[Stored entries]
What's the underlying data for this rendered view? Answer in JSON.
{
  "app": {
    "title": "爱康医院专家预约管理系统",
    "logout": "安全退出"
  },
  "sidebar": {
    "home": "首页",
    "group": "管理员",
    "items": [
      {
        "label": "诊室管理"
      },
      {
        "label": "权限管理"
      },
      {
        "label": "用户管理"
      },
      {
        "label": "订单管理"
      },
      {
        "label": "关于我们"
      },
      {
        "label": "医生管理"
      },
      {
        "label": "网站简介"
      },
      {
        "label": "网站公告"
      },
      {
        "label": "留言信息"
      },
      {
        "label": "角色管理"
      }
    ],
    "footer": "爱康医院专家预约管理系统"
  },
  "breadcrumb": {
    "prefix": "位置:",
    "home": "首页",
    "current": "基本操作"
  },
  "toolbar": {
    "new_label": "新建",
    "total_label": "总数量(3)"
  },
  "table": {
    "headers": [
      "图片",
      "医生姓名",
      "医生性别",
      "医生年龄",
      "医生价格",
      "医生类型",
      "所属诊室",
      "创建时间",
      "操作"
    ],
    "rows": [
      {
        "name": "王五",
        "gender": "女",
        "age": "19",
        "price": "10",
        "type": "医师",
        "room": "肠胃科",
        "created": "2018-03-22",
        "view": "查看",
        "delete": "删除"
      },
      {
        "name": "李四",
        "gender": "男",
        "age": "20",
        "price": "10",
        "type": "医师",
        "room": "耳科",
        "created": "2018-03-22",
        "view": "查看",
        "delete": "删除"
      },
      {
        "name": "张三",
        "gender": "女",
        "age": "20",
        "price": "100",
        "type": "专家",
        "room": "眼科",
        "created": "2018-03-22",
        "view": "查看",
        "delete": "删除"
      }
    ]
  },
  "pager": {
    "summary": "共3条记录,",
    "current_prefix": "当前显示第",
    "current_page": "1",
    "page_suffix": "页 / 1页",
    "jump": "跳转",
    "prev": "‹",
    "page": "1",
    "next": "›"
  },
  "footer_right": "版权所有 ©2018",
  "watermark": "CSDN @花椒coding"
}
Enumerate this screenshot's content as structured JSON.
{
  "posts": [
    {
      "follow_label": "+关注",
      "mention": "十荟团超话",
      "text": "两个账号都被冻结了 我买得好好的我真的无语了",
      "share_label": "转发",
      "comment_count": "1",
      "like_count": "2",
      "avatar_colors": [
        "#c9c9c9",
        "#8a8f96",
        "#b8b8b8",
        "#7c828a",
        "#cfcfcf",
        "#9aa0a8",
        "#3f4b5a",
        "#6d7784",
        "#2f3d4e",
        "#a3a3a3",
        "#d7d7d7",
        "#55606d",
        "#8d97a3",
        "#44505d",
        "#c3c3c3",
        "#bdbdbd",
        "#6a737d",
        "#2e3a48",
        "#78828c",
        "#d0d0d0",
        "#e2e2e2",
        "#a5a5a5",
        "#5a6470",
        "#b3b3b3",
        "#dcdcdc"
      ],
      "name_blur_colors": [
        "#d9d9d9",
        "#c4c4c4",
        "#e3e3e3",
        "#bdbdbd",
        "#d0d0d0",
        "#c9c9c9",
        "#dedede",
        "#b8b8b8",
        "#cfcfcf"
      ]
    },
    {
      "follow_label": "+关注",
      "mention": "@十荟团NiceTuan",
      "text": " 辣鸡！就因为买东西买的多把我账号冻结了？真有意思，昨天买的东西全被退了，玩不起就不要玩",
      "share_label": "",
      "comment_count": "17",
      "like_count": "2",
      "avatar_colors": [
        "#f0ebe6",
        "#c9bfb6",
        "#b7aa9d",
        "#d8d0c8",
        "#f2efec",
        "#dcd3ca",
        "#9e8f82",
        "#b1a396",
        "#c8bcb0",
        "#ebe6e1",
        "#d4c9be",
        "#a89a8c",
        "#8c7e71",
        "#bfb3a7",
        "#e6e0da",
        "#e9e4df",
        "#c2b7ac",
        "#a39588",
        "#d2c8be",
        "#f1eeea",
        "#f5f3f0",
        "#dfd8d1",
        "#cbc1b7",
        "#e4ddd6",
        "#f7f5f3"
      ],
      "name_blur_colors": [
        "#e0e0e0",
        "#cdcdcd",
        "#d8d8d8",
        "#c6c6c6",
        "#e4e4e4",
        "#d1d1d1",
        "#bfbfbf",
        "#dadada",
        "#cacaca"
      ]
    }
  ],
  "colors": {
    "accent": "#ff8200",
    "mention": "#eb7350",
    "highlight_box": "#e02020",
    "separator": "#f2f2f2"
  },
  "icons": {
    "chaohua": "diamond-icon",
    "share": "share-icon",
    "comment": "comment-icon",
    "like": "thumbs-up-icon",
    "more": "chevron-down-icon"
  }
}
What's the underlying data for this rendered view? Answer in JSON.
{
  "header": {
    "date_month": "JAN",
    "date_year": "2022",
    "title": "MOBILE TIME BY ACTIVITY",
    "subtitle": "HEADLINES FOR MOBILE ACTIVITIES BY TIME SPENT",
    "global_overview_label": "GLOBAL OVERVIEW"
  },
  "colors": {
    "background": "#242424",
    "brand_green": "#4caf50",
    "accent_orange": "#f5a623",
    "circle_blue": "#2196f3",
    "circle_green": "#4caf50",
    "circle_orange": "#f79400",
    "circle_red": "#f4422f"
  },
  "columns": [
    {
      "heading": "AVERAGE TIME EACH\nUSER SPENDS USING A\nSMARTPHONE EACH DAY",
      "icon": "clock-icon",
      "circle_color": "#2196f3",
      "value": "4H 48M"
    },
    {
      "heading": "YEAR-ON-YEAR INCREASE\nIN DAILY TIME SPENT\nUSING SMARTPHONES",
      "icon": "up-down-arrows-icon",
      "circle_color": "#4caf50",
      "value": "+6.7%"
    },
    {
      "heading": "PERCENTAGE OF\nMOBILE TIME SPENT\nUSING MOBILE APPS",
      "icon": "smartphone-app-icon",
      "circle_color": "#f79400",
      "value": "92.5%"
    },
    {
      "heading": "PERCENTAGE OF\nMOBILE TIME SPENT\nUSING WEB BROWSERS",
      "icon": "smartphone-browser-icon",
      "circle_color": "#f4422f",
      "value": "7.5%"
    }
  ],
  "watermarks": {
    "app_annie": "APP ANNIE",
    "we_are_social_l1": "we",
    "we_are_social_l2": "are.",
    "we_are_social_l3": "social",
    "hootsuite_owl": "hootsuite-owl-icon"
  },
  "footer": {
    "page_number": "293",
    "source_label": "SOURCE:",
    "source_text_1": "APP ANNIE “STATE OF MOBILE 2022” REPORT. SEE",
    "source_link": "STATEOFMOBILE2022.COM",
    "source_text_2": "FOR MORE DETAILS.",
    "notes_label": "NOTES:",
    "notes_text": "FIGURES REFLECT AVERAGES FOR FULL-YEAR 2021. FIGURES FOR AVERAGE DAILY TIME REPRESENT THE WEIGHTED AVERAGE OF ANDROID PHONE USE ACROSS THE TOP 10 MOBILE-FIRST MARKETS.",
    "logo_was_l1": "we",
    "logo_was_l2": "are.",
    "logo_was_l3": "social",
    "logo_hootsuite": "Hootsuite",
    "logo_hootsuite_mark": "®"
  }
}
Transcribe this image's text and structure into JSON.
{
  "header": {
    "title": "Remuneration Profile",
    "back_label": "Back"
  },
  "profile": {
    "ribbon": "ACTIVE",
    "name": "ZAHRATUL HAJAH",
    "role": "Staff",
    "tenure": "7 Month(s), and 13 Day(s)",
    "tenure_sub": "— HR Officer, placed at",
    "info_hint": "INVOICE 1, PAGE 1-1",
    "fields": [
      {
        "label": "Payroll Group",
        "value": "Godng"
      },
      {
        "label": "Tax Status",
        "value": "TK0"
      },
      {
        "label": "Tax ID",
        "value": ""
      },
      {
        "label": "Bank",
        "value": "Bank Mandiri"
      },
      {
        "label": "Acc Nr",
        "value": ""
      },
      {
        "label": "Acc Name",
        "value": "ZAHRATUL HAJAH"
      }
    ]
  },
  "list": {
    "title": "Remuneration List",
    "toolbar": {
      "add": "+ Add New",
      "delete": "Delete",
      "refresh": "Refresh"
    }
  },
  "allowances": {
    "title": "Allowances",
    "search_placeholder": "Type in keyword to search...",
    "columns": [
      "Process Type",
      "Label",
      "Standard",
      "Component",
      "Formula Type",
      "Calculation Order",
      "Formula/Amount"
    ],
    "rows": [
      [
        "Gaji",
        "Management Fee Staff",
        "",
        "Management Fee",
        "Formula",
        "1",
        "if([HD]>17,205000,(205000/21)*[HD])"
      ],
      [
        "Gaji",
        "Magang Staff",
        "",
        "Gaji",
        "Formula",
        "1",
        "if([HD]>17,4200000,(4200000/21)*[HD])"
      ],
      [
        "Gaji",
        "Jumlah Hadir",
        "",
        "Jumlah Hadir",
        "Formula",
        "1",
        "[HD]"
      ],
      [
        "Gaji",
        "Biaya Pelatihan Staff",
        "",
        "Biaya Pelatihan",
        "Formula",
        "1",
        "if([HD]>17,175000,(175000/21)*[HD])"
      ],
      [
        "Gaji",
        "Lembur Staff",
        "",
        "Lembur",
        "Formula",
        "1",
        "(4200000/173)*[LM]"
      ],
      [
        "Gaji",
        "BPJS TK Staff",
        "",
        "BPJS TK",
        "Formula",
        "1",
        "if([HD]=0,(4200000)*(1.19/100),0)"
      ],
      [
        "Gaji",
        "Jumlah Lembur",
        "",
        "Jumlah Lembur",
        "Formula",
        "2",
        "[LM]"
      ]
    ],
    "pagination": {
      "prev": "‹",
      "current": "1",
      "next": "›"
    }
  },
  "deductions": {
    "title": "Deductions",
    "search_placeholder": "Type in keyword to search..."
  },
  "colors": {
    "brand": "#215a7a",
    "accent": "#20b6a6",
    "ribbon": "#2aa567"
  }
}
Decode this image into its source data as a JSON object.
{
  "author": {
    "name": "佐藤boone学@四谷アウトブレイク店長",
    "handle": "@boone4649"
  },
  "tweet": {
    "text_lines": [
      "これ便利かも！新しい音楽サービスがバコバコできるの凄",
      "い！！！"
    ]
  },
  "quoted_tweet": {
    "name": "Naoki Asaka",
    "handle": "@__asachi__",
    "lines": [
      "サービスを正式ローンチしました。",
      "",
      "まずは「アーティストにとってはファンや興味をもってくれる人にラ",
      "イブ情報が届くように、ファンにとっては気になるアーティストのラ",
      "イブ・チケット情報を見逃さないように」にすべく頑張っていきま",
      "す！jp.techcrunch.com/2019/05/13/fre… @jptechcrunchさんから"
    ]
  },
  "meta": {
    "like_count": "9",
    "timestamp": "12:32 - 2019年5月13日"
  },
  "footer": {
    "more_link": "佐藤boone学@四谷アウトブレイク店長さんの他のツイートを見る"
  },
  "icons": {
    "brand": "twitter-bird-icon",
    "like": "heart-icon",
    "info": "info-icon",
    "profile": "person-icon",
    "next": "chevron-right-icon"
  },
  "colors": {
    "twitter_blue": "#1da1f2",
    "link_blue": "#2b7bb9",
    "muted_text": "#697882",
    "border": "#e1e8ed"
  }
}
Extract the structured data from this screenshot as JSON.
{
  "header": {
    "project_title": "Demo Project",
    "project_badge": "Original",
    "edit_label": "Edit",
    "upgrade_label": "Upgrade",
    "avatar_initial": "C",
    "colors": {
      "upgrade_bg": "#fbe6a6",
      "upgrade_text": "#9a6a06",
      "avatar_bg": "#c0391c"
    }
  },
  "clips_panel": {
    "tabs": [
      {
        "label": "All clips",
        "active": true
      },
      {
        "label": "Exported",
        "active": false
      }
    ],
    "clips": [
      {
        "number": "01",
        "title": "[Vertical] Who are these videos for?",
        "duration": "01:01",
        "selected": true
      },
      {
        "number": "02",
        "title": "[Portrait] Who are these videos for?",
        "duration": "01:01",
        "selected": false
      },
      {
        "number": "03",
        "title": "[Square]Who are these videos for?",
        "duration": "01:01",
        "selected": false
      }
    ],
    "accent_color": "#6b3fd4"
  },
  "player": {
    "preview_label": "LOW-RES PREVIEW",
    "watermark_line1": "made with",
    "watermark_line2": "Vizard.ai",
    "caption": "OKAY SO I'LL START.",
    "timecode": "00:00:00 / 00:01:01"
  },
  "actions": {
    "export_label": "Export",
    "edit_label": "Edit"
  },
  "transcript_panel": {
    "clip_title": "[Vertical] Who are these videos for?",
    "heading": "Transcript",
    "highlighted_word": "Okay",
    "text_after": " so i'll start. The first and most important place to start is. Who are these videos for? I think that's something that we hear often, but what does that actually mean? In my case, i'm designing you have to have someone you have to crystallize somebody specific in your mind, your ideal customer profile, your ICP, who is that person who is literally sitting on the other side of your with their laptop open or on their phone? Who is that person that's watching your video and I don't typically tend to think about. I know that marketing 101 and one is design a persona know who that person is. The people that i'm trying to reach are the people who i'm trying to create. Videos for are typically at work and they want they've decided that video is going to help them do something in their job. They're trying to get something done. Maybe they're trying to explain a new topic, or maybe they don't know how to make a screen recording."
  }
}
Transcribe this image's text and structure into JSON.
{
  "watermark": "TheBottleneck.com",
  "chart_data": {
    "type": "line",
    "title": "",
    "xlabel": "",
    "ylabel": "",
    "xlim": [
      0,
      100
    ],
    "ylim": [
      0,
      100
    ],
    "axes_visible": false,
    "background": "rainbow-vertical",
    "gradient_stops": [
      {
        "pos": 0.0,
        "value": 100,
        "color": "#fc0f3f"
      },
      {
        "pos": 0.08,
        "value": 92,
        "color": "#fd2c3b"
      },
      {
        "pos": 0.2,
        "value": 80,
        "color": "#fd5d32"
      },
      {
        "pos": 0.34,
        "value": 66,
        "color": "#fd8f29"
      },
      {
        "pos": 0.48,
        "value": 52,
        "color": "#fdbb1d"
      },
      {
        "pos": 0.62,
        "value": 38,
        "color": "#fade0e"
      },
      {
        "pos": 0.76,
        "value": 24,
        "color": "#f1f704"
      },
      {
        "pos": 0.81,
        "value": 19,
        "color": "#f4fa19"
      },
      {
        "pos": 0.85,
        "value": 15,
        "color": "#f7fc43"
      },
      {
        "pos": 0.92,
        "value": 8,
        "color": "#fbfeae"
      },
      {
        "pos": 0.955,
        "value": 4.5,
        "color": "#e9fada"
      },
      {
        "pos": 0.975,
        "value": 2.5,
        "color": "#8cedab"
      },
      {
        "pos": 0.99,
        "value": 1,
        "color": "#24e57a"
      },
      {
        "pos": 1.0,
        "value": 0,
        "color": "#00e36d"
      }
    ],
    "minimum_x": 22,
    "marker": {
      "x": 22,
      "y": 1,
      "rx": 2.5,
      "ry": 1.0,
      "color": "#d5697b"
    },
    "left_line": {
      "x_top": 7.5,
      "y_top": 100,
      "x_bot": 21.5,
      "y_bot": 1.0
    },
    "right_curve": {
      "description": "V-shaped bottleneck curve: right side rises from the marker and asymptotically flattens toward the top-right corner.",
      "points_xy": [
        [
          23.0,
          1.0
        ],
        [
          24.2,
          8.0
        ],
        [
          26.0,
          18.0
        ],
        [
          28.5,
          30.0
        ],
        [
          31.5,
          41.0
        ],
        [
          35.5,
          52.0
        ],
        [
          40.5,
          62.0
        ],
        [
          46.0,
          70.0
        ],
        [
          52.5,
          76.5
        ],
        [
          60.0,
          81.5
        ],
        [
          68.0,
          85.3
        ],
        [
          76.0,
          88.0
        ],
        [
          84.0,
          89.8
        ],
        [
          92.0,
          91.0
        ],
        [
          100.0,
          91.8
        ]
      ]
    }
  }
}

[TO DO]: Copy every line above that holds the word "Lembur".

[CORRECT RESULT]:
        "Lembur Staff",
        "Lembur",
        "Jumlah Lembur",
        "Jumlah Lembur",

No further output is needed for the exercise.